→ **Requirement**:
Can you write out all the lines word for word, with no pictures?

→ **Supplied material**:
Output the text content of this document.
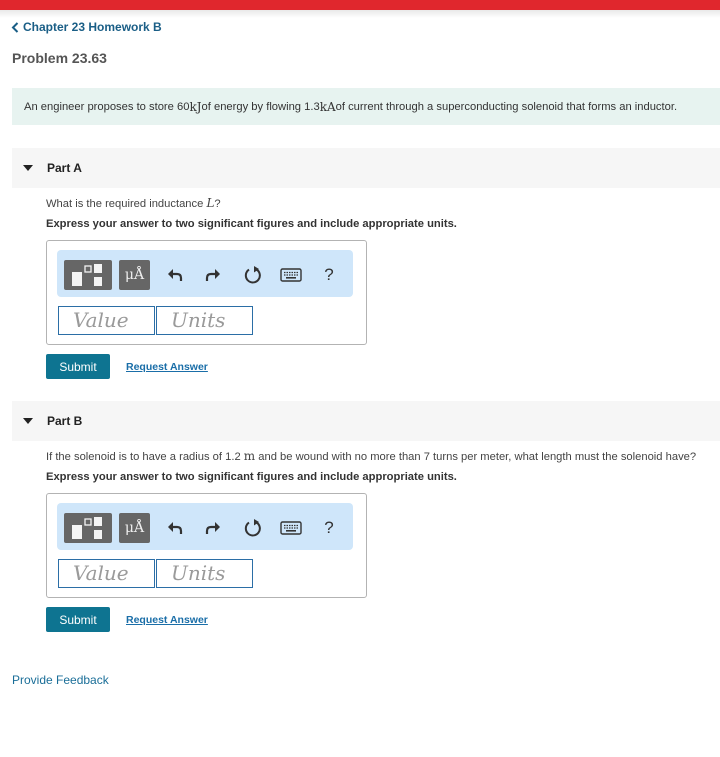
Chapter 23 Homework B
Problem 23.63
An engineer proposes to store 60 kJ of energy by flowing 1.3 kA of current through a superconducting solenoid that forms an inductor.
Part A
What is the required inductance L?
Express your answer to two significant figures and include appropriate units.
μÅ	?
Value	Units
Submit	Request Answer
Part B
If the solenoid is to have a radius of 1.2 m and be wound with no more than 7 turns per meter, what length must the solenoid have?
Express your answer to two significant figures and include appropriate units.
μÅ	?
Value	Units
Submit	Request Answer
Provide Feedback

→ **Problem solution**:
Output the text content of this document.
Chapter 23 Homework B
Problem 23.63
An engineer proposes to store 60 kJ of energy by flowing 1.3 kA of current through a superconducting solenoid that forms an inductor.
Part A
What is the required inductance L?
Express your answer to two significant figures and include appropriate units.
μÅ	?
Value	Units
Submit	Request Answer
Part B
If the solenoid is to have a radius of 1.2 m and be wound with no more than 7 turns per meter, what length must the solenoid have?
Express your answer to two significant figures and include appropriate units.
μÅ	?
Value	Units
Submit	Request Answer
Provide Feedback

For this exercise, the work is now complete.